| TASK INPUT |
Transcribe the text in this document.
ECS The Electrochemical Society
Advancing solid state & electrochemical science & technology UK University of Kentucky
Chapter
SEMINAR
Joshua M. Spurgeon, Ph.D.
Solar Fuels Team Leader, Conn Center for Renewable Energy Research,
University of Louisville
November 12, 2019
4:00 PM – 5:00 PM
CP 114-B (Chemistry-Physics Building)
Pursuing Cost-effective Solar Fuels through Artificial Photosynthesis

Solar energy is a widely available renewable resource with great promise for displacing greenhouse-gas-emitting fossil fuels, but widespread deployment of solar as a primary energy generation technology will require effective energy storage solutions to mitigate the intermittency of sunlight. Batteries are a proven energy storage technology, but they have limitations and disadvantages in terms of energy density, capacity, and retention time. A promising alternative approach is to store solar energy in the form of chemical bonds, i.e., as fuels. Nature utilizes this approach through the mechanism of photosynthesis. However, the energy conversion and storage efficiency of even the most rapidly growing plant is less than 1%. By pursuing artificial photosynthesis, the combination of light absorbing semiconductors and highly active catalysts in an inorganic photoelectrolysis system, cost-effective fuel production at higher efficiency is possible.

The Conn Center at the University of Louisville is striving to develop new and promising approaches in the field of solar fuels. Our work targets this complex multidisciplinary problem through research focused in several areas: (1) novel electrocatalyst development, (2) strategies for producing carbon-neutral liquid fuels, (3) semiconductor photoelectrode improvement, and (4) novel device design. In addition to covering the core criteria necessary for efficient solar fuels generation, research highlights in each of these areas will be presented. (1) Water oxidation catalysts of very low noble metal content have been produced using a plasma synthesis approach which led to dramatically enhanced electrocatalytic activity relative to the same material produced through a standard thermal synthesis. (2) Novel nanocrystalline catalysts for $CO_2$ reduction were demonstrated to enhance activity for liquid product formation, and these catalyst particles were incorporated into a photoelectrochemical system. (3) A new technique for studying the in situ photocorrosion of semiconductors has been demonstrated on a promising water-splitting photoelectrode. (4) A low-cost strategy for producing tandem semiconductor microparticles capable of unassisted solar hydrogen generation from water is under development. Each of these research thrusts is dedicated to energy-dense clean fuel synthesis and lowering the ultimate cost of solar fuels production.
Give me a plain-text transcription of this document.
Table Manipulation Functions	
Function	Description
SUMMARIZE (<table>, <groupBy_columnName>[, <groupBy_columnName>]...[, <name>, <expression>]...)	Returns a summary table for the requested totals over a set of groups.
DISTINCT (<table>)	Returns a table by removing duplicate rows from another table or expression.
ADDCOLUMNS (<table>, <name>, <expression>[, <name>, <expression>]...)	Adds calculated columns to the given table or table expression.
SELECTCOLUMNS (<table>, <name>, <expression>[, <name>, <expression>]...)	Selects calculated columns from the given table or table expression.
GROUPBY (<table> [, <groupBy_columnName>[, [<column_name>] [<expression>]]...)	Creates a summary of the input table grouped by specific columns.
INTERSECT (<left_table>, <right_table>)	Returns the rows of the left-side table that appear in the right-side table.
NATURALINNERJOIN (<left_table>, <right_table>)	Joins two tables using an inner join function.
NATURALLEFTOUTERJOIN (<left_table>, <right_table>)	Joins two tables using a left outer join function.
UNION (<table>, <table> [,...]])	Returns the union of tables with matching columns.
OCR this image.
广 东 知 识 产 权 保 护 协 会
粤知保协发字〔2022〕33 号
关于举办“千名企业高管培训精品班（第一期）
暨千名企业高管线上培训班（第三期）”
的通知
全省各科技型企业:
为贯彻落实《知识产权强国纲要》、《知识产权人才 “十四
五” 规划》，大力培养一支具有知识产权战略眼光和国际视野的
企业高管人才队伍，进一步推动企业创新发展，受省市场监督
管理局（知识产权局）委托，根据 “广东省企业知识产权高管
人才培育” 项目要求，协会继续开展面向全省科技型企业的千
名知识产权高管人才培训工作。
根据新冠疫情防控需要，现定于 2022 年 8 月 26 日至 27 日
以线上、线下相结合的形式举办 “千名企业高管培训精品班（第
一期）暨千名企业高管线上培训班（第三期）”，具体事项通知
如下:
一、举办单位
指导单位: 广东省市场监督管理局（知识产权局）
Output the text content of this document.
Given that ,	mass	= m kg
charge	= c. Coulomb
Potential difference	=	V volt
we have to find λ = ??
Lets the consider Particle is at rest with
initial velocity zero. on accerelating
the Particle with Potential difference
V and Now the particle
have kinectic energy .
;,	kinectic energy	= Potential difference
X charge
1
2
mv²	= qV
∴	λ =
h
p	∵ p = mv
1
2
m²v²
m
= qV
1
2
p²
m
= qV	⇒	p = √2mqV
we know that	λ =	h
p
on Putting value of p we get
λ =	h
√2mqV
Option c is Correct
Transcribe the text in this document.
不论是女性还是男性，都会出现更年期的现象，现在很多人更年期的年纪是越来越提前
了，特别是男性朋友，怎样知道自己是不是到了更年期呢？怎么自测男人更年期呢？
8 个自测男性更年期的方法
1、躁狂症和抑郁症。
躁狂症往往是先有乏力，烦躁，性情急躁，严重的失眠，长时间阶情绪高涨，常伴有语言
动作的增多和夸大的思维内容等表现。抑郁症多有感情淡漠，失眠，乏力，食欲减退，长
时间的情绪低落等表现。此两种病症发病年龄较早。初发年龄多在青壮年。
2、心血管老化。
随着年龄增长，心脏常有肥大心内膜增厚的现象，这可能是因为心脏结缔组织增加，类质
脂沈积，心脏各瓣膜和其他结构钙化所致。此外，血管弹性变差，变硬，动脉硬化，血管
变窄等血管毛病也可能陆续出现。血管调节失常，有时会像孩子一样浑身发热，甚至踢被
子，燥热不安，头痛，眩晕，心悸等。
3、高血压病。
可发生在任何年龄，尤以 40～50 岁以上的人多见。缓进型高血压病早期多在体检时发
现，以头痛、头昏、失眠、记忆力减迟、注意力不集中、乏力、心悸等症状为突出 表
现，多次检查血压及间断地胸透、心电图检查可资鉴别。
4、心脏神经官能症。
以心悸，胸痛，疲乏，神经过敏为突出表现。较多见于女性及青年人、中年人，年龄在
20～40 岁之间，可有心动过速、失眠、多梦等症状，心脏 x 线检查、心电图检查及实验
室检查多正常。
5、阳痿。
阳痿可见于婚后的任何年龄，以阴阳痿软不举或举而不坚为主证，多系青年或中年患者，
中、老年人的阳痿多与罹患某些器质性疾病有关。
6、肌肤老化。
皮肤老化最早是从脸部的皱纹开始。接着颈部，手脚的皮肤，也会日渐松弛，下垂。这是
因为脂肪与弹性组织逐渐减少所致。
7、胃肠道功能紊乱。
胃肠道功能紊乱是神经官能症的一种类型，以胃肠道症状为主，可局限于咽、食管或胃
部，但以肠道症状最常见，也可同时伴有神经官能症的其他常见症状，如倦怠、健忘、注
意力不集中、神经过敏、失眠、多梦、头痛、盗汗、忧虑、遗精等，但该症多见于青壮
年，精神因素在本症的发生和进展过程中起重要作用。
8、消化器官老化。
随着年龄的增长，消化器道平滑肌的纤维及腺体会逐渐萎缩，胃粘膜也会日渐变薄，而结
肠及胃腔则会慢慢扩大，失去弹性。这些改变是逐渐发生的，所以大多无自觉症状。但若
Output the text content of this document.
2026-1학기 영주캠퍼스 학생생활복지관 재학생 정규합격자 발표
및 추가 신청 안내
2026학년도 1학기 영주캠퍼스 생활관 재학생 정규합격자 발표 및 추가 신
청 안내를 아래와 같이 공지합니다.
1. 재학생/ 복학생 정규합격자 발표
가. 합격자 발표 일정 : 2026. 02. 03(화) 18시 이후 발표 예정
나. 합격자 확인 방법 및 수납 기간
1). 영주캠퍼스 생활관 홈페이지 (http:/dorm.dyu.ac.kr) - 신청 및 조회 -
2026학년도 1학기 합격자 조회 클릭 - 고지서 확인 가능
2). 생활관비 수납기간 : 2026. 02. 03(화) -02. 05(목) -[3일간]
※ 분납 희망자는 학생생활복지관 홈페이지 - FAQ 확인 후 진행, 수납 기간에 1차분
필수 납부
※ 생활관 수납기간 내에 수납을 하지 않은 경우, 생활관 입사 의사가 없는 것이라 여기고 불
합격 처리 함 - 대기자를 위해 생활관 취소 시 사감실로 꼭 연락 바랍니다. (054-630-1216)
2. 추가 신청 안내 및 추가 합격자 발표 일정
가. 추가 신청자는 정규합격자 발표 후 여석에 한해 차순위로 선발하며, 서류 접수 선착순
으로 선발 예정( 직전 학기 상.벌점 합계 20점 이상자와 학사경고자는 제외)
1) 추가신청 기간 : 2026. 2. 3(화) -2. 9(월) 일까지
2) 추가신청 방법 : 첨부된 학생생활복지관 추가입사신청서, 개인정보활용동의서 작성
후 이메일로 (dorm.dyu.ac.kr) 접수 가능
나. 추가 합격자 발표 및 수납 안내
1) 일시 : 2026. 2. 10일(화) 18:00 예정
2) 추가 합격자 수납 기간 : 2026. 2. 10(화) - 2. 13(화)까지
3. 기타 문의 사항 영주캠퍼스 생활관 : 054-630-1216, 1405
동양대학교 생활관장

| WHAT IS ASKED |
Search the listing above for the string "expression". Copy every line that contains it.

| EXERCISE RESPONSE |
SUMMARIZE (<table>, <groupBy_columnName>[, <groupBy_columnName>]...[, <name>, <expression>]...)	Returns a summary table for the requested totals over a set of groups.
DISTINCT (<table>)	Returns a table by removing duplicate rows from another table or expression.
ADDCOLUMNS (<table>, <name>, <expression>[, <name>, <expression>]...)	Adds calculated columns to the given table or table expression.
SELECTCOLUMNS (<table>, <name>, <expression>[, <name>, <expression>]...)	Selects calculated columns from the given table or table expression.
GROUPBY (<table> [, <groupBy_columnName>[, [<column_name>] [<expression>]]...)	Creates a summary of the input table grouped by specific columns.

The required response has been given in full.